--- Objective ---
Determine how many lines include "сельсовет". Give the number and nothing else.

--- Data provided ---
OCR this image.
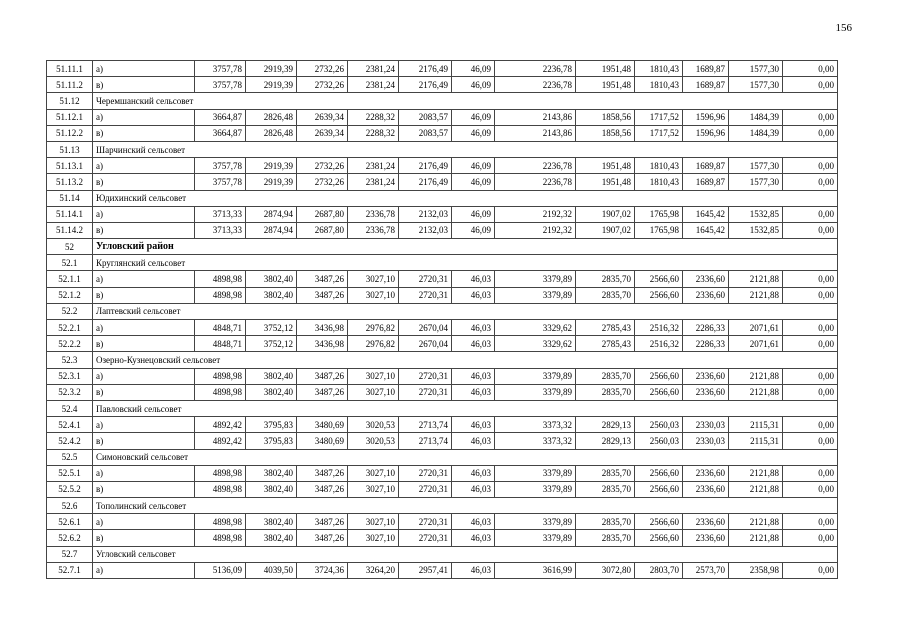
156
51.11.1	а)	3757,78	2919,39	2732,26	2381,24	2176,49	46,09	2236,78	1951,48	1810,43	1689,87	1577,30	0,00
51.11.2	в)	3757,78	2919,39	2732,26	2381,24	2176,49	46,09	2236,78	1951,48	1810,43	1689,87	1577,30	0,00
51.12	Черемшанский сельсовет												
51.12.1	а)	3664,87	2826,48	2639,34	2288,32	2083,57	46,09	2143,86	1858,56	1717,52	1596,96	1484,39	0,00
51.12.2	в)	3664,87	2826,48	2639,34	2288,32	2083,57	46,09	2143,86	1858,56	1717,52	1596,96	1484,39	0,00
51.13	Шарчинский сельсовет												
51.13.1	а)	3757,78	2919,39	2732,26	2381,24	2176,49	46,09	2236,78	1951,48	1810,43	1689,87	1577,30	0,00
51.13.2	в)	3757,78	2919,39	2732,26	2381,24	2176,49	46,09	2236,78	1951,48	1810,43	1689,87	1577,30	0,00
51.14	Юдихинский сельсовет												
51.14.1	а)	3713,33	2874,94	2687,80	2336,78	2132,03	46,09	2192,32	1907,02	1765,98	1645,42	1532,85	0,00
51.14.2	в)	3713,33	2874,94	2687,80	2336,78	2132,03	46,09	2192,32	1907,02	1765,98	1645,42	1532,85	0,00
52	Угловский район												
52.1	Круглянский сельсовет												
52.1.1	а)	4898,98	3802,40	3487,26	3027,10	2720,31	46,03	3379,89	2835,70	2566,60	2336,60	2121,88	0,00
52.1.2	в)	4898,98	3802,40	3487,26	3027,10	2720,31	46,03	3379,89	2835,70	2566,60	2336,60	2121,88	0,00
52.2	Лаптевский сельсовет												
52.2.1	а)	4848,71	3752,12	3436,98	2976,82	2670,04	46,03	3329,62	2785,43	2516,32	2286,33	2071,61	0,00
52.2.2	в)	4848,71	3752,12	3436,98	2976,82	2670,04	46,03	3329,62	2785,43	2516,32	2286,33	2071,61	0,00
52.3	Озерно-Кузнецовский сельсовет												
52.3.1	а)	4898,98	3802,40	3487,26	3027,10	2720,31	46,03	3379,89	2835,70	2566,60	2336,60	2121,88	0,00
52.3.2	в)	4898,98	3802,40	3487,26	3027,10	2720,31	46,03	3379,89	2835,70	2566,60	2336,60	2121,88	0,00
52.4	Павловский сельсовет												
52.4.1	а)	4892,42	3795,83	3480,69	3020,53	2713,74	46,03	3373,32	2829,13	2560,03	2330,03	2115,31	0,00
52.4.2	в)	4892,42	3795,83	3480,69	3020,53	2713,74	46,03	3373,32	2829,13	2560,03	2330,03	2115,31	0,00
52.5	Симоновский сельсовет												
52.5.1	а)	4898,98	3802,40	3487,26	3027,10	2720,31	46,03	3379,89	2835,70	2566,60	2336,60	2121,88	0,00
52.5.2	в)	4898,98	3802,40	3487,26	3027,10	2720,31	46,03	3379,89	2835,70	2566,60	2336,60	2121,88	0,00
52.6	Тополинский сельсовет												
52.6.1	а)	4898,98	3802,40	3487,26	3027,10	2720,31	46,03	3379,89	2835,70	2566,60	2336,60	2121,88	0,00
52.6.2	в)	4898,98	3802,40	3487,26	3027,10	2720,31	46,03	3379,89	2835,70	2566,60	2336,60	2121,88	0,00
52.7	Угловский сельсовет												
52.7.1	а)	5136,09	4039,50	3724,36	3264,20	2957,41	46,03	3616,99	3072,80	2803,70	2573,70	2358,98	0,00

--- Task solution ---
10